> _INSTRUCTIONS TO FOLLOW_
Repeat each entry in full, exactly.
-- Start of PROVIDED RECORDS --
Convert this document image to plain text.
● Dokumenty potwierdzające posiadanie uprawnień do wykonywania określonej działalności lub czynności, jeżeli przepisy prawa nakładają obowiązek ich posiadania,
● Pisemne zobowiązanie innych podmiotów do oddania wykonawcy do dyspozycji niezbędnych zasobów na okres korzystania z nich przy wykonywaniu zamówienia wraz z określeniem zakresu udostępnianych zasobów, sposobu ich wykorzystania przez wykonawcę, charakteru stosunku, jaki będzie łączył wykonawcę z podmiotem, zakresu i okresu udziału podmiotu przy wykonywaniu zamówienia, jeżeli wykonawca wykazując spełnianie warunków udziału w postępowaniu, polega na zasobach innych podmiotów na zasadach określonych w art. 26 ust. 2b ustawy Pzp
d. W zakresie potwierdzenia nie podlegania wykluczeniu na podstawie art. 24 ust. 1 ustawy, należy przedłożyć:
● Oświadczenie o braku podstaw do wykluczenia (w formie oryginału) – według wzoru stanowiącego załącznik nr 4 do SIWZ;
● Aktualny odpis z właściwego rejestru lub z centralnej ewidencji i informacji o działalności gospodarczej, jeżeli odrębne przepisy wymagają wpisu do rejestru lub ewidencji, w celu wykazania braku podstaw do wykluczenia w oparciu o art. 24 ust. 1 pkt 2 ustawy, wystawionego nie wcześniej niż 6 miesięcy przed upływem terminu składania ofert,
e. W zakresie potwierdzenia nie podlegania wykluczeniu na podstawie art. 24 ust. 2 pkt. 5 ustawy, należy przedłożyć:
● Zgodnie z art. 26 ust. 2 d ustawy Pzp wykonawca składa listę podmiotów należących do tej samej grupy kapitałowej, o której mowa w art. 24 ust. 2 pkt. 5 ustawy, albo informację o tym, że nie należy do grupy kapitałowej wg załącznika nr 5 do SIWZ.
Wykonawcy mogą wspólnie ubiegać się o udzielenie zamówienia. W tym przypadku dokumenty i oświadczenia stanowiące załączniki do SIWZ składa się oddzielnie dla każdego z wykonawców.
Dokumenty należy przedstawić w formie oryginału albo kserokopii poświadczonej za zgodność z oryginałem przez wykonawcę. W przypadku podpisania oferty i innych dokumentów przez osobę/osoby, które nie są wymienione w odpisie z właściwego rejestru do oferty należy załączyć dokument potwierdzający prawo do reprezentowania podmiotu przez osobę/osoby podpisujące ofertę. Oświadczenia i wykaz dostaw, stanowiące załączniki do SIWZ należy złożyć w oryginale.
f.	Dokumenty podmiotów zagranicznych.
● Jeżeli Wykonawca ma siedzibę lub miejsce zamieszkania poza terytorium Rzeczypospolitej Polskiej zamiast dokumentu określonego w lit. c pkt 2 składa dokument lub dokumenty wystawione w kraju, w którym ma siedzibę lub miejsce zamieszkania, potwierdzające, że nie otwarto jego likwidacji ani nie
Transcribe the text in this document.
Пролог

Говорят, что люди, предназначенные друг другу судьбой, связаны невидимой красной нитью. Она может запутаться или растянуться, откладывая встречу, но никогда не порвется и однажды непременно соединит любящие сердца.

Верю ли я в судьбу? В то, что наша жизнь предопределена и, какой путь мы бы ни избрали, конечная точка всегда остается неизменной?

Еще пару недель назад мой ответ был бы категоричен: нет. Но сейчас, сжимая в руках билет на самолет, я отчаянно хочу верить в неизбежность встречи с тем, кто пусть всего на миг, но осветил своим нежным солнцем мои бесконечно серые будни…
-- End of PROVIDED RECORDS --
> _SOLUTION TO THE PROBLEM_
Convert this document image to plain text.
● Dokumenty potwierdzające posiadanie uprawnień do wykonywania określonej działalności lub czynności, jeżeli przepisy prawa nakładają obowiązek ich posiadania,
● Pisemne zobowiązanie innych podmiotów do oddania wykonawcy do dyspozycji niezbędnych zasobów na okres korzystania z nich przy wykonywaniu zamówienia wraz z określeniem zakresu udostępnianych zasobów, sposobu ich wykorzystania przez wykonawcę, charakteru stosunku, jaki będzie łączył wykonawcę z podmiotem, zakresu i okresu udziału podmiotu przy wykonywaniu zamówienia, jeżeli wykonawca wykazując spełnianie warunków udziału w postępowaniu, polega na zasobach innych podmiotów na zasadach określonych w art. 26 ust. 2b ustawy Pzp
d. W zakresie potwierdzenia nie podlegania wykluczeniu na podstawie art. 24 ust. 1 ustawy, należy przedłożyć:
● Oświadczenie o braku podstaw do wykluczenia (w formie oryginału) – według wzoru stanowiącego załącznik nr 4 do SIWZ;
● Aktualny odpis z właściwego rejestru lub z centralnej ewidencji i informacji o działalności gospodarczej, jeżeli odrębne przepisy wymagają wpisu do rejestru lub ewidencji, w celu wykazania braku podstaw do wykluczenia w oparciu o art. 24 ust. 1 pkt 2 ustawy, wystawionego nie wcześniej niż 6 miesięcy przed upływem terminu składania ofert,
e. W zakresie potwierdzenia nie podlegania wykluczeniu na podstawie art. 24 ust. 2 pkt. 5 ustawy, należy przedłożyć:
● Zgodnie z art. 26 ust. 2 d ustawy Pzp wykonawca składa listę podmiotów należących do tej samej grupy kapitałowej, o której mowa w art. 24 ust. 2 pkt. 5 ustawy, albo informację o tym, że nie należy do grupy kapitałowej wg załącznika nr 5 do SIWZ.
Wykonawcy mogą wspólnie ubiegać się o udzielenie zamówienia. W tym przypadku dokumenty i oświadczenia stanowiące załączniki do SIWZ składa się oddzielnie dla każdego z wykonawców.
Dokumenty należy przedstawić w formie oryginału albo kserokopii poświadczonej za zgodność z oryginałem przez wykonawcę. W przypadku podpisania oferty i innych dokumentów przez osobę/osoby, które nie są wymienione w odpisie z właściwego rejestru do oferty należy załączyć dokument potwierdzający prawo do reprezentowania podmiotu przez osobę/osoby podpisujące ofertę. Oświadczenia i wykaz dostaw, stanowiące załączniki do SIWZ należy złożyć w oryginale.
f.	Dokumenty podmiotów zagranicznych.
● Jeżeli Wykonawca ma siedzibę lub miejsce zamieszkania poza terytorium Rzeczypospolitej Polskiej zamiast dokumentu określonego w lit. c pkt 2 składa dokument lub dokumenty wystawione w kraju, w którym ma siedzibę lub miejsce zamieszkania, potwierdzające, że nie otwarto jego likwidacji ani nie
Transcribe the text in this document.
Пролог

Говорят, что люди, предназначенные друг другу судьбой, связаны невидимой красной нитью. Она может запутаться или растянуться, откладывая встречу, но никогда не порвется и однажды непременно соединит любящие сердца.

Верю ли я в судьбу? В то, что наша жизнь предопределена и, какой путь мы бы ни избрали, конечная точка всегда остается неизменной?

Еще пару недель назад мой ответ был бы категоричен: нет. Но сейчас, сжимая в руках билет на самолет, я отчаянно хочу верить в неизбежность встречи с тем, кто пусть всего на миг, но осветил своим нежным солнцем мои бесконечно серые будни…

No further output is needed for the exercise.